Bounding box entries:
++++++++

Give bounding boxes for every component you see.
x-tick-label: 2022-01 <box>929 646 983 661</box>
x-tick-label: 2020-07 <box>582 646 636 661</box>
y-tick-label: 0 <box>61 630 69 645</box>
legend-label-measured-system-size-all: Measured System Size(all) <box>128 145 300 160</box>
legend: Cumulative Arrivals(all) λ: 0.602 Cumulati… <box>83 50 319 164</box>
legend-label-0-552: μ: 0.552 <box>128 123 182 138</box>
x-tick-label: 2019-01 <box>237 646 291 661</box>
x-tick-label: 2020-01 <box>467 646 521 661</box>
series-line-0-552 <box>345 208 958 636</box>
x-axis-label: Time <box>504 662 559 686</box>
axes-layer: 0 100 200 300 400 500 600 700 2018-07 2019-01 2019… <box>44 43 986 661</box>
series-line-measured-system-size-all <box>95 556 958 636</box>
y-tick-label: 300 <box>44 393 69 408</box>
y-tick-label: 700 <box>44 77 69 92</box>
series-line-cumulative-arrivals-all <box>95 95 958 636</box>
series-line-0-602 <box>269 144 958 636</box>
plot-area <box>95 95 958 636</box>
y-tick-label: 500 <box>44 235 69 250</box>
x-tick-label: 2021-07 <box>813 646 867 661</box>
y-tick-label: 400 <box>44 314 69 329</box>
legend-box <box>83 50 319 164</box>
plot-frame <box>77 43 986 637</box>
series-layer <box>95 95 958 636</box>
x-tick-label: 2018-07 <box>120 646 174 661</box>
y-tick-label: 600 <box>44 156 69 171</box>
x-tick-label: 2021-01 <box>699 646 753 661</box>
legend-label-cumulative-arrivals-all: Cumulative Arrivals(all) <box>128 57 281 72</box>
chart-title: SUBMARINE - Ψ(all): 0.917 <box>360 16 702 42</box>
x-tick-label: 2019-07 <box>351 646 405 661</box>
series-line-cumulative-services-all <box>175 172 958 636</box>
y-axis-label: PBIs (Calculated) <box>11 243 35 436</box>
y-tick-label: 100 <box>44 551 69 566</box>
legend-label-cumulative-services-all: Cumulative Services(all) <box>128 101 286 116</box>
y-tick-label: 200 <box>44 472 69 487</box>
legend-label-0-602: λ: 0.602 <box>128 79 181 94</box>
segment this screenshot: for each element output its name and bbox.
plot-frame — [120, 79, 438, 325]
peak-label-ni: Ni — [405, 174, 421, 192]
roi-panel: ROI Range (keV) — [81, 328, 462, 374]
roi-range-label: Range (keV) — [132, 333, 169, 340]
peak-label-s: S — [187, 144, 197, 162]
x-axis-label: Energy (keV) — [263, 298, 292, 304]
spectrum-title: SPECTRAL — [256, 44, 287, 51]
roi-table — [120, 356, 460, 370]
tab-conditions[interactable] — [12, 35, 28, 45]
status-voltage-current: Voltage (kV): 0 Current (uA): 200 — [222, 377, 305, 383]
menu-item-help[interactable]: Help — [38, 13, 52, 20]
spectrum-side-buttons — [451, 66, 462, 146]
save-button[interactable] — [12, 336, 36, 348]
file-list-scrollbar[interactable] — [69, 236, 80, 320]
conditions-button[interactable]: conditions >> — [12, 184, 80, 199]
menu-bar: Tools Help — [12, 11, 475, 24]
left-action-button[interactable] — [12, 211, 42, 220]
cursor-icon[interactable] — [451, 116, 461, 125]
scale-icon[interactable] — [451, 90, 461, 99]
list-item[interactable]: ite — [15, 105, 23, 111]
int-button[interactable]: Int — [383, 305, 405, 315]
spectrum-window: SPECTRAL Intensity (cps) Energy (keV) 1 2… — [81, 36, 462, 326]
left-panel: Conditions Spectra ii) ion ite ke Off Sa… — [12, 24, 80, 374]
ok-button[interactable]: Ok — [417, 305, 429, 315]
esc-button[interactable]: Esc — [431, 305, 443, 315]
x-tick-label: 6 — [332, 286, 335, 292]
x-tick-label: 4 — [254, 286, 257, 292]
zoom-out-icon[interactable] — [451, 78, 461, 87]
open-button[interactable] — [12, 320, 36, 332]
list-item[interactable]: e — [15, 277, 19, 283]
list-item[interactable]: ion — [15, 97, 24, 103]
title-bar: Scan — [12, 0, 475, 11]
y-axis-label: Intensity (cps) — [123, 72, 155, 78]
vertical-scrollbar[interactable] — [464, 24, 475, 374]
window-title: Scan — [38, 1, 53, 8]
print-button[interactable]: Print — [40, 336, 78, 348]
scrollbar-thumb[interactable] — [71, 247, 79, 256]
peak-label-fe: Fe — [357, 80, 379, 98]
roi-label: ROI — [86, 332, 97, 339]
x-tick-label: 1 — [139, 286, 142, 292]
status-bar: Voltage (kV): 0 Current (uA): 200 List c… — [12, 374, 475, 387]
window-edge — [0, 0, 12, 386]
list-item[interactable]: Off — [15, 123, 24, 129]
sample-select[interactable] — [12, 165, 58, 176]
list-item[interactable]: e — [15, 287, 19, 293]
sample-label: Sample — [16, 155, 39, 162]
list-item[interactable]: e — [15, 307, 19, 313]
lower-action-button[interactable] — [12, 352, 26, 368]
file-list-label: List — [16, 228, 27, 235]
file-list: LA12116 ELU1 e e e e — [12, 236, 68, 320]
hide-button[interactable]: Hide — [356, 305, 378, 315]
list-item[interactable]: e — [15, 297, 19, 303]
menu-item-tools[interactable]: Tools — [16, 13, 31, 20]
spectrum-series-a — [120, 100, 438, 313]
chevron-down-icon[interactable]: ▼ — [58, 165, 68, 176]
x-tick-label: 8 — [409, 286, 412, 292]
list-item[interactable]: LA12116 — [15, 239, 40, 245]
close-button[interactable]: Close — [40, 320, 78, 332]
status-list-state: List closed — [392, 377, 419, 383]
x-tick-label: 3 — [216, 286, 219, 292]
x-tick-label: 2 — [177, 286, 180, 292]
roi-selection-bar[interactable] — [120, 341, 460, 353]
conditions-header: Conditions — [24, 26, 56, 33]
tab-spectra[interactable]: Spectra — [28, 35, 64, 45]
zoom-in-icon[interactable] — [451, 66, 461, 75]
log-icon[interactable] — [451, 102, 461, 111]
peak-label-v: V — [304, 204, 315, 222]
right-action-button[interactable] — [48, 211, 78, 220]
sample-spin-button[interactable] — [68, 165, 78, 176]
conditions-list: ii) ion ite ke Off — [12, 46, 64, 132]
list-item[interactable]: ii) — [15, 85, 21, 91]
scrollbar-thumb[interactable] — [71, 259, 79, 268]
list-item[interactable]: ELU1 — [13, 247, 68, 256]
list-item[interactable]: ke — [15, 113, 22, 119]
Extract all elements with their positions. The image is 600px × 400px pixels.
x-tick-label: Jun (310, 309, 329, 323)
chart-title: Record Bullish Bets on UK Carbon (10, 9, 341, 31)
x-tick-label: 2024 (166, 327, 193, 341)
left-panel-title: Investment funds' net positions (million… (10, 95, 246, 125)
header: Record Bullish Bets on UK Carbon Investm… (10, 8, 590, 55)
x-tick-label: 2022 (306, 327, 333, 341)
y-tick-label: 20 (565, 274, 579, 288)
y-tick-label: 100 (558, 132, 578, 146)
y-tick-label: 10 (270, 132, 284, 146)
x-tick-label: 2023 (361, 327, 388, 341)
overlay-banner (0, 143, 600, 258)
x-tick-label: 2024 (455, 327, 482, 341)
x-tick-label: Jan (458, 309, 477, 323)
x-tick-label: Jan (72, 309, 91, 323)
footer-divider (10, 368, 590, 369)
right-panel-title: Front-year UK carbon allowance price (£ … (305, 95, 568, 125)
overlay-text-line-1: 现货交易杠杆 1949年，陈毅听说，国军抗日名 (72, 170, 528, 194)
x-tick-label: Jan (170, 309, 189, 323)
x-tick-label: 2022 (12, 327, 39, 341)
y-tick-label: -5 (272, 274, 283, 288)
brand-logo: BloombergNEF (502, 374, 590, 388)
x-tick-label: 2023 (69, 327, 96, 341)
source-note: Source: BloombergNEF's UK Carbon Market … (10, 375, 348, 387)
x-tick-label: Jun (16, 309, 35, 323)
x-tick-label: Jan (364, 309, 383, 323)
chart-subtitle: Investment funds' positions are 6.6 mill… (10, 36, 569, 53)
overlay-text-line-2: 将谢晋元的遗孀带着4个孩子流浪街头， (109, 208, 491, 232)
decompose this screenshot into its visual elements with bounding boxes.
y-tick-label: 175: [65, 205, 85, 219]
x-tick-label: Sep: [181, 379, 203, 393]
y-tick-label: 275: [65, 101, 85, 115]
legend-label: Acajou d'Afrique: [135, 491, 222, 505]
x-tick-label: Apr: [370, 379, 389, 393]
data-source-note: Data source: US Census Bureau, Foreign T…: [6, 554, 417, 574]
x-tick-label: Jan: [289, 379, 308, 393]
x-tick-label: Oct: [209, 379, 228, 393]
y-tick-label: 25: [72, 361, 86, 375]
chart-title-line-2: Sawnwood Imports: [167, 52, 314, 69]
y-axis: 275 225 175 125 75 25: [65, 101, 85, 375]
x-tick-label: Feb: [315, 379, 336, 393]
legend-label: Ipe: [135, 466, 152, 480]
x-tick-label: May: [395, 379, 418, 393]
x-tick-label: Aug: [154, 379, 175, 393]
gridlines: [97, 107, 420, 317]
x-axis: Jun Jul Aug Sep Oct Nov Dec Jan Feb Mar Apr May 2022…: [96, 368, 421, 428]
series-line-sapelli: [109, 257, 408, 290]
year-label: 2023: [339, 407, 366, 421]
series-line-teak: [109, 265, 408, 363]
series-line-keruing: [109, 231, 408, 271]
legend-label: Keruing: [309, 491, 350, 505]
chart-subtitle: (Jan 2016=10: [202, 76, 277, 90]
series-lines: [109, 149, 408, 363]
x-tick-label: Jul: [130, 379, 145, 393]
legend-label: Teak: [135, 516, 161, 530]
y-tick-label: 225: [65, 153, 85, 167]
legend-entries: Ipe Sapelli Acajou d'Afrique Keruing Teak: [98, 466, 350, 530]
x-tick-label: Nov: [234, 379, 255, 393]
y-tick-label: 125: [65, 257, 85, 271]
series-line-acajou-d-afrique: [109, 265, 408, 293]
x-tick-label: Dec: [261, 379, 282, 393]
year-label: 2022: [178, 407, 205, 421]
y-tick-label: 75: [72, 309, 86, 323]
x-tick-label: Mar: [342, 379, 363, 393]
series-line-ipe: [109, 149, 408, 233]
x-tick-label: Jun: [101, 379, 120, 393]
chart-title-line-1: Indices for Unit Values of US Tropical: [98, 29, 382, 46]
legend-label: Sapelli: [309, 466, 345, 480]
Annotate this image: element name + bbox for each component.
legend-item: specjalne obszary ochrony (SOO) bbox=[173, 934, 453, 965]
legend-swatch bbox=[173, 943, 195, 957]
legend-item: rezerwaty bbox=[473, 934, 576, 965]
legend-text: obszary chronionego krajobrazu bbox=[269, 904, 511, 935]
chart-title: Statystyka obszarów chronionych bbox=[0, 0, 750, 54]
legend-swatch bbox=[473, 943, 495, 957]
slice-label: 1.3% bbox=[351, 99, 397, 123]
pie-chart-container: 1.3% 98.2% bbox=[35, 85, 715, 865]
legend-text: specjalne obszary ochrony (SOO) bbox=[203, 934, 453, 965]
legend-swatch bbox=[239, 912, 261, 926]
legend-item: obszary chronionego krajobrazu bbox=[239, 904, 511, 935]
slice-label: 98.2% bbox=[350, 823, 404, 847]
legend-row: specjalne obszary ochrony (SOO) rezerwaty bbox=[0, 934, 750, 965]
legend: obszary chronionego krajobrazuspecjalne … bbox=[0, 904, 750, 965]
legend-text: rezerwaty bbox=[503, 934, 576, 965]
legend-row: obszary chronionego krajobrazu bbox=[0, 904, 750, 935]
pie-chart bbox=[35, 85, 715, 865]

++++++++

• **Exercise requirements**: Duplicate the lines above from the start of the items through the line that contains "series-line-cumulative-arrivals-all <box>95 95", keeping both ends.

• **Completed exercise**:
Give bounding boxes for every component you see.
x-tick-label: 2022-01 <box>929 646 983 661</box>
x-tick-label: 2020-07 <box>582 646 636 661</box>
y-tick-label: 0 <box>61 630 69 645</box>
legend-label-measured-system-size-all: Measured System Size(all) <box>128 145 300 160</box>
legend: Cumulative Arrivals(all) λ: 0.602 Cumulati… <box>83 50 319 164</box>
legend-label-0-552: μ: 0.552 <box>128 123 182 138</box>
x-tick-label: 2019-01 <box>237 646 291 661</box>
x-tick-label: 2020-01 <box>467 646 521 661</box>
series-line-0-552 <box>345 208 958 636</box>
x-axis-label: Time <box>504 662 559 686</box>
axes-layer: 0 100 200 300 400 500 600 700 2018-07 2019-01 2019… <box>44 43 986 661</box>
series-line-measured-system-size-all <box>95 556 958 636</box>
y-tick-label: 300 <box>44 393 69 408</box>
y-tick-label: 700 <box>44 77 69 92</box>
series-line-cumulative-arrivals-all <box>95 95 958 636</box>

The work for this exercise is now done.